## BEGIN Dataset records
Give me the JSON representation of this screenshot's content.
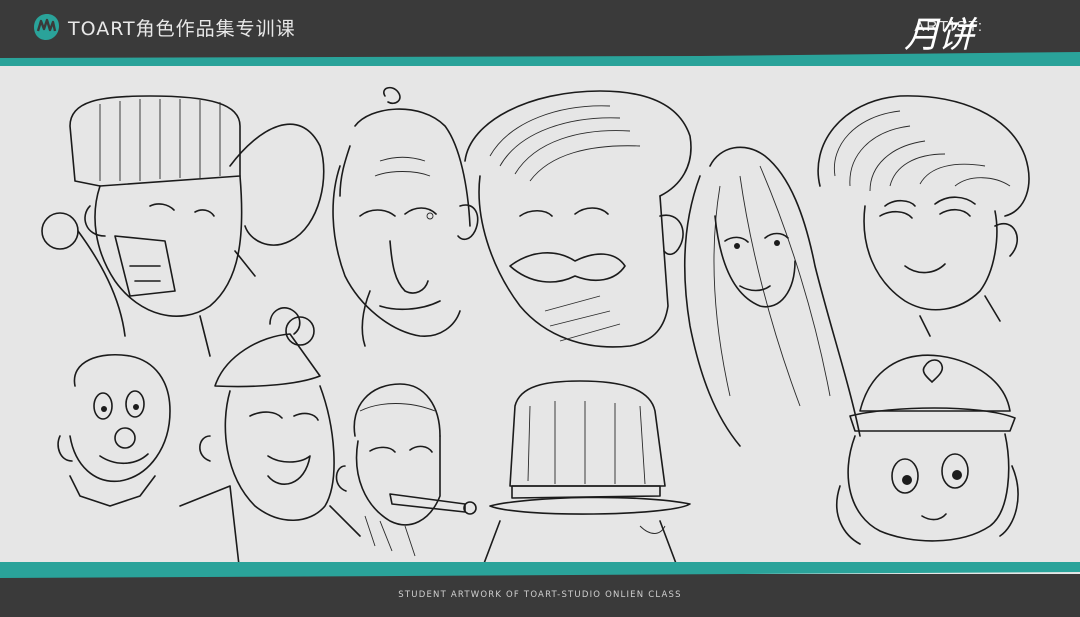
{
  "header": {
    "brand": "TOART角色作品集专训课",
    "artist_label": "ARTIST:",
    "artist_name": "月饼",
    "logo_icon": "toart-logo-icon"
  },
  "footer": {
    "caption": "STUDENT ARTWORK OF TOART-STUDIO ONLIEN CLASS"
  },
  "colors": {
    "accent": "#2aa39a",
    "bar": "#3a3a3a",
    "canvas": "#e6e6e6"
  }
}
## END Dataset records
:: Problem to solve ::
Print out every entry above without changing a word, and leave out the pictures.

:: Task answer ::
Give me the JSON representation of this screenshot's content.
{
  "header": {
    "brand": "TOART角色作品集专训课",
    "artist_label": "ARTIST:",
    "artist_name": "月饼",
    "logo_icon": "toart-logo-icon"
  },
  "footer": {
    "caption": "STUDENT ARTWORK OF TOART-STUDIO ONLIEN CLASS"
  },
  "colors": {
    "accent": "#2aa39a",
    "bar": "#3a3a3a",
    "canvas": "#e6e6e6"
  }
}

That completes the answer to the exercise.